» DATASET RECORDS

Begin

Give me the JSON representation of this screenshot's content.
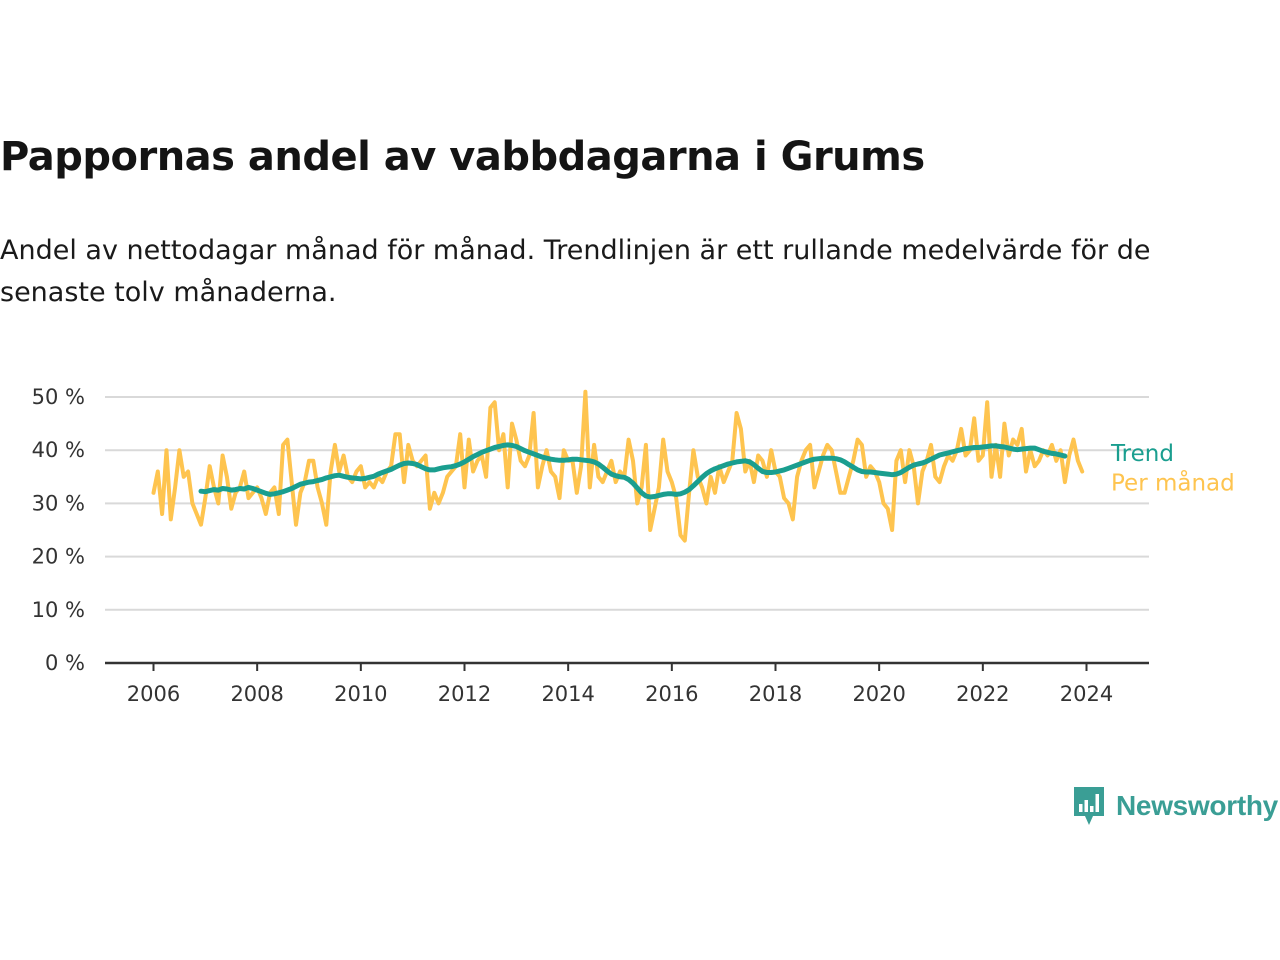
{
  "header": {
    "title": "Pappornas andel av vabbdagarna i Grums",
    "subtitle": "Andel av nettodagar månad för månad. Trendlinjen är ett rullande medelvärde för de senaste tolv månaderna."
  },
  "brand": {
    "name": "Newsworthy",
    "icon": "newsworthy-logo-icon",
    "color": "#3a9e95"
  },
  "chart_data": {
    "type": "line",
    "title": "Pappornas andel av vabbdagarna i Grums",
    "xlabel": "",
    "ylabel": "",
    "xlim": [
      "2006-01",
      "2024-05"
    ],
    "ylim": [
      0,
      50
    ],
    "x_ticks": [
      "2006",
      "2008",
      "2010",
      "2012",
      "2014",
      "2016",
      "2018",
      "2020",
      "2022",
      "2024"
    ],
    "y_ticks": [
      "0 %",
      "10 %",
      "20 %",
      "30 %",
      "40 %",
      "50 %"
    ],
    "grid": true,
    "legend_placement": "direct labels at line ends, right",
    "series": [
      {
        "name": "Per månad",
        "color": "#fec44f",
        "start": "2006-01",
        "values": [
          32,
          36,
          28,
          40,
          27,
          33,
          40,
          35,
          36,
          30,
          28,
          26,
          31,
          37,
          33,
          30,
          39,
          35,
          29,
          32,
          33,
          36,
          31,
          32,
          33,
          31,
          28,
          32,
          33,
          28,
          41,
          42,
          34,
          26,
          32,
          34,
          38,
          38,
          33,
          30,
          26,
          36,
          41,
          36,
          39,
          35,
          34,
          36,
          37,
          33,
          34,
          33,
          35,
          34,
          36,
          37,
          43,
          43,
          34,
          41,
          38,
          37,
          38,
          39,
          29,
          32,
          30,
          32,
          35,
          36,
          37,
          43,
          33,
          42,
          36,
          38,
          39,
          35,
          48,
          49,
          40,
          43,
          33,
          45,
          42,
          38,
          37,
          39,
          47,
          33,
          37,
          40,
          36,
          35,
          31,
          40,
          38,
          38,
          32,
          37,
          51,
          33,
          41,
          35,
          34,
          36,
          38,
          34,
          36,
          35,
          42,
          38,
          30,
          33,
          41,
          25,
          29,
          33,
          42,
          36,
          34,
          31,
          24,
          23,
          32,
          40,
          35,
          33,
          30,
          35,
          32,
          37,
          34,
          36,
          38,
          47,
          44,
          36,
          38,
          34,
          39,
          38,
          35,
          40,
          36,
          35,
          31,
          30,
          27,
          35,
          38,
          40,
          41,
          33,
          36,
          39,
          41,
          40,
          36,
          32,
          32,
          35,
          38,
          42,
          41,
          35,
          37,
          36,
          34,
          30,
          29,
          25,
          38,
          40,
          34,
          40,
          37,
          30,
          36,
          38,
          41,
          35,
          34,
          37,
          39,
          38,
          40,
          44,
          39,
          40,
          46,
          38,
          39,
          49,
          35,
          41,
          35,
          45,
          39,
          42,
          41,
          44,
          36,
          40,
          37,
          38,
          40,
          39,
          41,
          38,
          40,
          34,
          39,
          42,
          38,
          36
        ]
      },
      {
        "name": "Trend",
        "color": "#1a9e8f",
        "start": "2006-12",
        "values": [
          32.3,
          32.2,
          32.4,
          32.6,
          32.5,
          32.8,
          32.7,
          32.5,
          32.6,
          32.8,
          32.7,
          33.0,
          32.8,
          32.5,
          32.2,
          31.9,
          31.7,
          31.8,
          32.0,
          32.2,
          32.5,
          32.8,
          33.2,
          33.6,
          33.8,
          34.0,
          34.1,
          34.3,
          34.5,
          34.8,
          35.0,
          35.2,
          35.3,
          35.1,
          34.9,
          34.8,
          34.7,
          34.6,
          34.7,
          34.9,
          35.1,
          35.5,
          35.8,
          36.1,
          36.4,
          36.8,
          37.2,
          37.5,
          37.6,
          37.5,
          37.3,
          36.9,
          36.5,
          36.3,
          36.3,
          36.5,
          36.7,
          36.8,
          36.9,
          37.1,
          37.4,
          37.8,
          38.3,
          38.8,
          39.2,
          39.6,
          39.9,
          40.2,
          40.5,
          40.7,
          40.9,
          41.0,
          40.9,
          40.7,
          40.3,
          39.9,
          39.6,
          39.3,
          39.0,
          38.7,
          38.5,
          38.3,
          38.2,
          38.1,
          38.1,
          38.2,
          38.3,
          38.3,
          38.2,
          38.1,
          38.0,
          37.8,
          37.4,
          36.8,
          36.1,
          35.5,
          35.2,
          35.0,
          34.9,
          34.5,
          33.8,
          32.9,
          32.0,
          31.4,
          31.2,
          31.3,
          31.5,
          31.7,
          31.8,
          31.8,
          31.7,
          31.8,
          32.1,
          32.6,
          33.3,
          34.1,
          34.9,
          35.6,
          36.1,
          36.5,
          36.8,
          37.1,
          37.4,
          37.6,
          37.8,
          37.9,
          38.0,
          37.8,
          37.3,
          36.6,
          36.0,
          35.8,
          35.8,
          35.9,
          36.1,
          36.3,
          36.6,
          36.9,
          37.2,
          37.5,
          37.8,
          38.1,
          38.3,
          38.4,
          38.5,
          38.5,
          38.5,
          38.4,
          38.2,
          37.8,
          37.3,
          36.8,
          36.3,
          36.0,
          35.9,
          35.9,
          35.8,
          35.7,
          35.6,
          35.5,
          35.4,
          35.5,
          35.8,
          36.3,
          36.8,
          37.2,
          37.4,
          37.6,
          37.9,
          38.3,
          38.7,
          39.1,
          39.3,
          39.5,
          39.7,
          39.9,
          40.1,
          40.3,
          40.4,
          40.5,
          40.5,
          40.6,
          40.7,
          40.8,
          40.8,
          40.7,
          40.6,
          40.4,
          40.2,
          40.1,
          40.2,
          40.3,
          40.4,
          40.4,
          40.1,
          39.8,
          39.6,
          39.4,
          39.3,
          39.1,
          38.9
        ]
      }
    ]
  }
}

End

» EXERCISE DETAILS
Repeat each line of the records above exactly, but do not copy the pictures.

» TASK RESULT
Give me the JSON representation of this screenshot's content.
{
  "header": {
    "title": "Pappornas andel av vabbdagarna i Grums",
    "subtitle": "Andel av nettodagar månad för månad. Trendlinjen är ett rullande medelvärde för de senaste tolv månaderna."
  },
  "brand": {
    "name": "Newsworthy",
    "icon": "newsworthy-logo-icon",
    "color": "#3a9e95"
  },
  "chart_data": {
    "type": "line",
    "title": "Pappornas andel av vabbdagarna i Grums",
    "xlabel": "",
    "ylabel": "",
    "xlim": [
      "2006-01",
      "2024-05"
    ],
    "ylim": [
      0,
      50
    ],
    "x_ticks": [
      "2006",
      "2008",
      "2010",
      "2012",
      "2014",
      "2016",
      "2018",
      "2020",
      "2022",
      "2024"
    ],
    "y_ticks": [
      "0 %",
      "10 %",
      "20 %",
      "30 %",
      "40 %",
      "50 %"
    ],
    "grid": true,
    "legend_placement": "direct labels at line ends, right",
    "series": [
      {
        "name": "Per månad",
        "color": "#fec44f",
        "start": "2006-01",
        "values": [
          32,
          36,
          28,
          40,
          27,
          33,
          40,
          35,
          36,
          30,
          28,
          26,
          31,
          37,
          33,
          30,
          39,
          35,
          29,
          32,
          33,
          36,
          31,
          32,
          33,
          31,
          28,
          32,
          33,
          28,
          41,
          42,
          34,
          26,
          32,
          34,
          38,
          38,
          33,
          30,
          26,
          36,
          41,
          36,
          39,
          35,
          34,
          36,
          37,
          33,
          34,
          33,
          35,
          34,
          36,
          37,
          43,
          43,
          34,
          41,
          38,
          37,
          38,
          39,
          29,
          32,
          30,
          32,
          35,
          36,
          37,
          43,
          33,
          42,
          36,
          38,
          39,
          35,
          48,
          49,
          40,
          43,
          33,
          45,
          42,
          38,
          37,
          39,
          47,
          33,
          37,
          40,
          36,
          35,
          31,
          40,
          38,
          38,
          32,
          37,
          51,
          33,
          41,
          35,
          34,
          36,
          38,
          34,
          36,
          35,
          42,
          38,
          30,
          33,
          41,
          25,
          29,
          33,
          42,
          36,
          34,
          31,
          24,
          23,
          32,
          40,
          35,
          33,
          30,
          35,
          32,
          37,
          34,
          36,
          38,
          47,
          44,
          36,
          38,
          34,
          39,
          38,
          35,
          40,
          36,
          35,
          31,
          30,
          27,
          35,
          38,
          40,
          41,
          33,
          36,
          39,
          41,
          40,
          36,
          32,
          32,
          35,
          38,
          42,
          41,
          35,
          37,
          36,
          34,
          30,
          29,
          25,
          38,
          40,
          34,
          40,
          37,
          30,
          36,
          38,
          41,
          35,
          34,
          37,
          39,
          38,
          40,
          44,
          39,
          40,
          46,
          38,
          39,
          49,
          35,
          41,
          35,
          45,
          39,
          42,
          41,
          44,
          36,
          40,
          37,
          38,
          40,
          39,
          41,
          38,
          40,
          34,
          39,
          42,
          38,
          36
        ]
      },
      {
        "name": "Trend",
        "color": "#1a9e8f",
        "start": "2006-12",
        "values": [
          32.3,
          32.2,
          32.4,
          32.6,
          32.5,
          32.8,
          32.7,
          32.5,
          32.6,
          32.8,
          32.7,
          33.0,
          32.8,
          32.5,
          32.2,
          31.9,
          31.7,
          31.8,
          32.0,
          32.2,
          32.5,
          32.8,
          33.2,
          33.6,
          33.8,
          34.0,
          34.1,
          34.3,
          34.5,
          34.8,
          35.0,
          35.2,
          35.3,
          35.1,
          34.9,
          34.8,
          34.7,
          34.6,
          34.7,
          34.9,
          35.1,
          35.5,
          35.8,
          36.1,
          36.4,
          36.8,
          37.2,
          37.5,
          37.6,
          37.5,
          37.3,
          36.9,
          36.5,
          36.3,
          36.3,
          36.5,
          36.7,
          36.8,
          36.9,
          37.1,
          37.4,
          37.8,
          38.3,
          38.8,
          39.2,
          39.6,
          39.9,
          40.2,
          40.5,
          40.7,
          40.9,
          41.0,
          40.9,
          40.7,
          40.3,
          39.9,
          39.6,
          39.3,
          39.0,
          38.7,
          38.5,
          38.3,
          38.2,
          38.1,
          38.1,
          38.2,
          38.3,
          38.3,
          38.2,
          38.1,
          38.0,
          37.8,
          37.4,
          36.8,
          36.1,
          35.5,
          35.2,
          35.0,
          34.9,
          34.5,
          33.8,
          32.9,
          32.0,
          31.4,
          31.2,
          31.3,
          31.5,
          31.7,
          31.8,
          31.8,
          31.7,
          31.8,
          32.1,
          32.6,
          33.3,
          34.1,
          34.9,
          35.6,
          36.1,
          36.5,
          36.8,
          37.1,
          37.4,
          37.6,
          37.8,
          37.9,
          38.0,
          37.8,
          37.3,
          36.6,
          36.0,
          35.8,
          35.8,
          35.9,
          36.1,
          36.3,
          36.6,
          36.9,
          37.2,
          37.5,
          37.8,
          38.1,
          38.3,
          38.4,
          38.5,
          38.5,
          38.5,
          38.4,
          38.2,
          37.8,
          37.3,
          36.8,
          36.3,
          36.0,
          35.9,
          35.9,
          35.8,
          35.7,
          35.6,
          35.5,
          35.4,
          35.5,
          35.8,
          36.3,
          36.8,
          37.2,
          37.4,
          37.6,
          37.9,
          38.3,
          38.7,
          39.1,
          39.3,
          39.5,
          39.7,
          39.9,
          40.1,
          40.3,
          40.4,
          40.5,
          40.5,
          40.6,
          40.7,
          40.8,
          40.8,
          40.7,
          40.6,
          40.4,
          40.2,
          40.1,
          40.2,
          40.3,
          40.4,
          40.4,
          40.1,
          39.8,
          39.6,
          39.4,
          39.3,
          39.1,
          38.9
        ]
      }
    ]
  }
}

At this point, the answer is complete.